## WORK REQUIRED:
Under this task are some entries; return every one of them exactly.

[START PROVIDED RECORDS]

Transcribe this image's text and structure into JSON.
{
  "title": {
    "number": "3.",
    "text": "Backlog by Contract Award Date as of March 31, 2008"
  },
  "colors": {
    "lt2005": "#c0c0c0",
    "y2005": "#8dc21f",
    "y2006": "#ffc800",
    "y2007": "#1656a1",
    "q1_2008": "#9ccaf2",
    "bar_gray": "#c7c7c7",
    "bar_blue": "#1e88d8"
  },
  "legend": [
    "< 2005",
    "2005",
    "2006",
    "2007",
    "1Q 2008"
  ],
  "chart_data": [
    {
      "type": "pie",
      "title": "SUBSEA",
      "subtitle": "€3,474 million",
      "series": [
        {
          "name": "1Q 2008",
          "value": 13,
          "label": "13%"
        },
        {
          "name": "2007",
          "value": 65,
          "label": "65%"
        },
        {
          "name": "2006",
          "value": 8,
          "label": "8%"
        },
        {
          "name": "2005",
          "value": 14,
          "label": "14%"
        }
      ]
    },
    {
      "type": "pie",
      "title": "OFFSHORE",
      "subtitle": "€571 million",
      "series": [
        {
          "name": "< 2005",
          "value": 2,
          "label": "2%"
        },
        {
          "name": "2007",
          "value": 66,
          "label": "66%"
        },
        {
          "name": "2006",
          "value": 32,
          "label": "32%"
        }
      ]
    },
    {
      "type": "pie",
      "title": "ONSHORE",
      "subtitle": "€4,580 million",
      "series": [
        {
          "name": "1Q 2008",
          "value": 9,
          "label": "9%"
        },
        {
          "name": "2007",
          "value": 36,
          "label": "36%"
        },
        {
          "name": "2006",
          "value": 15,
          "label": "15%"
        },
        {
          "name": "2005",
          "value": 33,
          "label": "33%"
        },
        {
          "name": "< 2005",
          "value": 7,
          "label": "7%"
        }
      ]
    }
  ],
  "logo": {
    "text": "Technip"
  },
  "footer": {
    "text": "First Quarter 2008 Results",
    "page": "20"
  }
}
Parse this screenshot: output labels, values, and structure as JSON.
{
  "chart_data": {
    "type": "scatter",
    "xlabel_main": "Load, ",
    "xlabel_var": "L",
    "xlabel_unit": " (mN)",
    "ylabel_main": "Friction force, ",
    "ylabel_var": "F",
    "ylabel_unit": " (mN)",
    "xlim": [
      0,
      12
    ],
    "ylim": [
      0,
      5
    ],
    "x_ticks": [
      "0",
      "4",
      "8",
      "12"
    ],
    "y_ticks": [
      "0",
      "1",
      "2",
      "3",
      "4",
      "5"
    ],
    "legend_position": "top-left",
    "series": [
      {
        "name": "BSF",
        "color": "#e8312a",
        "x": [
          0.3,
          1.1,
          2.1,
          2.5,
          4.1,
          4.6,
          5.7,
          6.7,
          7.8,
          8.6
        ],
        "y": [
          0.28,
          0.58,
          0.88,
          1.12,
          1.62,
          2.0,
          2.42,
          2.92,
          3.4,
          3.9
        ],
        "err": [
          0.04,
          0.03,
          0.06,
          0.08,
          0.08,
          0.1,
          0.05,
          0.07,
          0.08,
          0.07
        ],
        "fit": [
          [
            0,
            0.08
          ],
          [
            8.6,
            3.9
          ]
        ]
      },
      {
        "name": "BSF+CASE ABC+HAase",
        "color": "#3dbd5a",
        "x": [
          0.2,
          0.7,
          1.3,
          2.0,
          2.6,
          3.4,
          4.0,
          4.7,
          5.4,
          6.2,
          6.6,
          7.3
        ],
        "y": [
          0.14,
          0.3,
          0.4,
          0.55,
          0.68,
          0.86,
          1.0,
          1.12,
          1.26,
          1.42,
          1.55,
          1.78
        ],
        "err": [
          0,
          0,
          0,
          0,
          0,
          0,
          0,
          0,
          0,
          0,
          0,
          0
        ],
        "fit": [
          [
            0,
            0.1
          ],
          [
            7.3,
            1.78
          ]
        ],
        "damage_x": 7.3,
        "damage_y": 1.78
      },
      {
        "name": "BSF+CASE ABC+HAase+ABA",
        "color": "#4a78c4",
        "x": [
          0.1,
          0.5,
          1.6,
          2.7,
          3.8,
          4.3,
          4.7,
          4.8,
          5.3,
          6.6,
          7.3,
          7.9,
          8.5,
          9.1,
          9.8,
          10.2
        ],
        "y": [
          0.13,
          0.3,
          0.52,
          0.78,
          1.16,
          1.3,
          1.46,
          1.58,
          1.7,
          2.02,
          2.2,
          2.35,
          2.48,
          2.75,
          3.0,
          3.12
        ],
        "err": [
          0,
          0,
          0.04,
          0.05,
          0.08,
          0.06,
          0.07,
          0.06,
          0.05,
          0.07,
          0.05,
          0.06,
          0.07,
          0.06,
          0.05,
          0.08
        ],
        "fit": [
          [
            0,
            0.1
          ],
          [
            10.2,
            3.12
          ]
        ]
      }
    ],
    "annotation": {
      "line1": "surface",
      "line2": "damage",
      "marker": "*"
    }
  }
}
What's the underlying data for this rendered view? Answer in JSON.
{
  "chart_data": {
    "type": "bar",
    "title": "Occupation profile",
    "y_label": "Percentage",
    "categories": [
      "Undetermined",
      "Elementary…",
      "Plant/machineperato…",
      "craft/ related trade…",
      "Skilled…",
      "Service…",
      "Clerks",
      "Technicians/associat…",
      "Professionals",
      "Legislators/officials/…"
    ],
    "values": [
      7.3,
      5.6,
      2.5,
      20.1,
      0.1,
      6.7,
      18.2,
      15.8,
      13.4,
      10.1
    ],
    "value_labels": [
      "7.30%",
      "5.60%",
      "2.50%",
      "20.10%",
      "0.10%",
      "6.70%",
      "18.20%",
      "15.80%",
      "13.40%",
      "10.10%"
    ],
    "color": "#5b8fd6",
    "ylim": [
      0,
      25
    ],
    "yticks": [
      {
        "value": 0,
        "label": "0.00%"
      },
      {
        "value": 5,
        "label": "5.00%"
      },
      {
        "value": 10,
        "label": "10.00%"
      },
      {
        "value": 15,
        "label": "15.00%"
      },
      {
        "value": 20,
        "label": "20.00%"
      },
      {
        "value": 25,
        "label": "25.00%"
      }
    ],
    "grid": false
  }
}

[END PROVIDED RECORDS]

## EXERCISE SOLUTION:
Transcribe this image's text and structure into JSON.
{
  "title": {
    "number": "3.",
    "text": "Backlog by Contract Award Date as of March 31, 2008"
  },
  "colors": {
    "lt2005": "#c0c0c0",
    "y2005": "#8dc21f",
    "y2006": "#ffc800",
    "y2007": "#1656a1",
    "q1_2008": "#9ccaf2",
    "bar_gray": "#c7c7c7",
    "bar_blue": "#1e88d8"
  },
  "legend": [
    "< 2005",
    "2005",
    "2006",
    "2007",
    "1Q 2008"
  ],
  "chart_data": [
    {
      "type": "pie",
      "title": "SUBSEA",
      "subtitle": "€3,474 million",
      "series": [
        {
          "name": "1Q 2008",
          "value": 13,
          "label": "13%"
        },
        {
          "name": "2007",
          "value": 65,
          "label": "65%"
        },
        {
          "name": "2006",
          "value": 8,
          "label": "8%"
        },
        {
          "name": "2005",
          "value": 14,
          "label": "14%"
        }
      ]
    },
    {
      "type": "pie",
      "title": "OFFSHORE",
      "subtitle": "€571 million",
      "series": [
        {
          "name": "< 2005",
          "value": 2,
          "label": "2%"
        },
        {
          "name": "2007",
          "value": 66,
          "label": "66%"
        },
        {
          "name": "2006",
          "value": 32,
          "label": "32%"
        }
      ]
    },
    {
      "type": "pie",
      "title": "ONSHORE",
      "subtitle": "€4,580 million",
      "series": [
        {
          "name": "1Q 2008",
          "value": 9,
          "label": "9%"
        },
        {
          "name": "2007",
          "value": 36,
          "label": "36%"
        },
        {
          "name": "2006",
          "value": 15,
          "label": "15%"
        },
        {
          "name": "2005",
          "value": 33,
          "label": "33%"
        },
        {
          "name": "< 2005",
          "value": 7,
          "label": "7%"
        }
      ]
    }
  ],
  "logo": {
    "text": "Technip"
  },
  "footer": {
    "text": "First Quarter 2008 Results",
    "page": "20"
  }
}
Parse this screenshot: output labels, values, and structure as JSON.
{
  "chart_data": {
    "type": "scatter",
    "xlabel_main": "Load, ",
    "xlabel_var": "L",
    "xlabel_unit": " (mN)",
    "ylabel_main": "Friction force, ",
    "ylabel_var": "F",
    "ylabel_unit": " (mN)",
    "xlim": [
      0,
      12
    ],
    "ylim": [
      0,
      5
    ],
    "x_ticks": [
      "0",
      "4",
      "8",
      "12"
    ],
    "y_ticks": [
      "0",
      "1",
      "2",
      "3",
      "4",
      "5"
    ],
    "legend_position": "top-left",
    "series": [
      {
        "name": "BSF",
        "color": "#e8312a",
        "x": [
          0.3,
          1.1,
          2.1,
          2.5,
          4.1,
          4.6,
          5.7,
          6.7,
          7.8,
          8.6
        ],
        "y": [
          0.28,
          0.58,
          0.88,
          1.12,
          1.62,
          2.0,
          2.42,
          2.92,
          3.4,
          3.9
        ],
        "err": [
          0.04,
          0.03,
          0.06,
          0.08,
          0.08,
          0.1,
          0.05,
          0.07,
          0.08,
          0.07
        ],
        "fit": [
          [
            0,
            0.08
          ],
          [
            8.6,
            3.9
          ]
        ]
      },
      {
        "name": "BSF+CASE ABC+HAase",
        "color": "#3dbd5a",
        "x": [
          0.2,
          0.7,
          1.3,
          2.0,
          2.6,
          3.4,
          4.0,
          4.7,
          5.4,
          6.2,
          6.6,
          7.3
        ],
        "y": [
          0.14,
          0.3,
          0.4,
          0.55,
          0.68,
          0.86,
          1.0,
          1.12,
          1.26,
          1.42,
          1.55,
          1.78
        ],
        "err": [
          0,
          0,
          0,
          0,
          0,
          0,
          0,
          0,
          0,
          0,
          0,
          0
        ],
        "fit": [
          [
            0,
            0.1
          ],
          [
            7.3,
            1.78
          ]
        ],
        "damage_x": 7.3,
        "damage_y": 1.78
      },
      {
        "name": "BSF+CASE ABC+HAase+ABA",
        "color": "#4a78c4",
        "x": [
          0.1,
          0.5,
          1.6,
          2.7,
          3.8,
          4.3,
          4.7,
          4.8,
          5.3,
          6.6,
          7.3,
          7.9,
          8.5,
          9.1,
          9.8,
          10.2
        ],
        "y": [
          0.13,
          0.3,
          0.52,
          0.78,
          1.16,
          1.3,
          1.46,
          1.58,
          1.7,
          2.02,
          2.2,
          2.35,
          2.48,
          2.75,
          3.0,
          3.12
        ],
        "err": [
          0,
          0,
          0.04,
          0.05,
          0.08,
          0.06,
          0.07,
          0.06,
          0.05,
          0.07,
          0.05,
          0.06,
          0.07,
          0.06,
          0.05,
          0.08
        ],
        "fit": [
          [
            0,
            0.1
          ],
          [
            10.2,
            3.12
          ]
        ]
      }
    ],
    "annotation": {
      "line1": "surface",
      "line2": "damage",
      "marker": "*"
    }
  }
}
What's the underlying data for this rendered view? Answer in JSON.
{
  "chart_data": {
    "type": "bar",
    "title": "Occupation profile",
    "y_label": "Percentage",
    "categories": [
      "Undetermined",
      "Elementary…",
      "Plant/machineperato…",
      "craft/ related trade…",
      "Skilled…",
      "Service…",
      "Clerks",
      "Technicians/associat…",
      "Professionals",
      "Legislators/officials/…"
    ],
    "values": [
      7.3,
      5.6,
      2.5,
      20.1,
      0.1,
      6.7,
      18.2,
      15.8,
      13.4,
      10.1
    ],
    "value_labels": [
      "7.30%",
      "5.60%",
      "2.50%",
      "20.10%",
      "0.10%",
      "6.70%",
      "18.20%",
      "15.80%",
      "13.40%",
      "10.10%"
    ],
    "color": "#5b8fd6",
    "ylim": [
      0,
      25
    ],
    "yticks": [
      {
        "value": 0,
        "label": "0.00%"
      },
      {
        "value": 5,
        "label": "5.00%"
      },
      {
        "value": 10,
        "label": "10.00%"
      },
      {
        "value": 15,
        "label": "15.00%"
      },
      {
        "value": 20,
        "label": "20.00%"
      },
      {
        "value": 25,
        "label": "25.00%"
      }
    ],
    "grid": false
  }
}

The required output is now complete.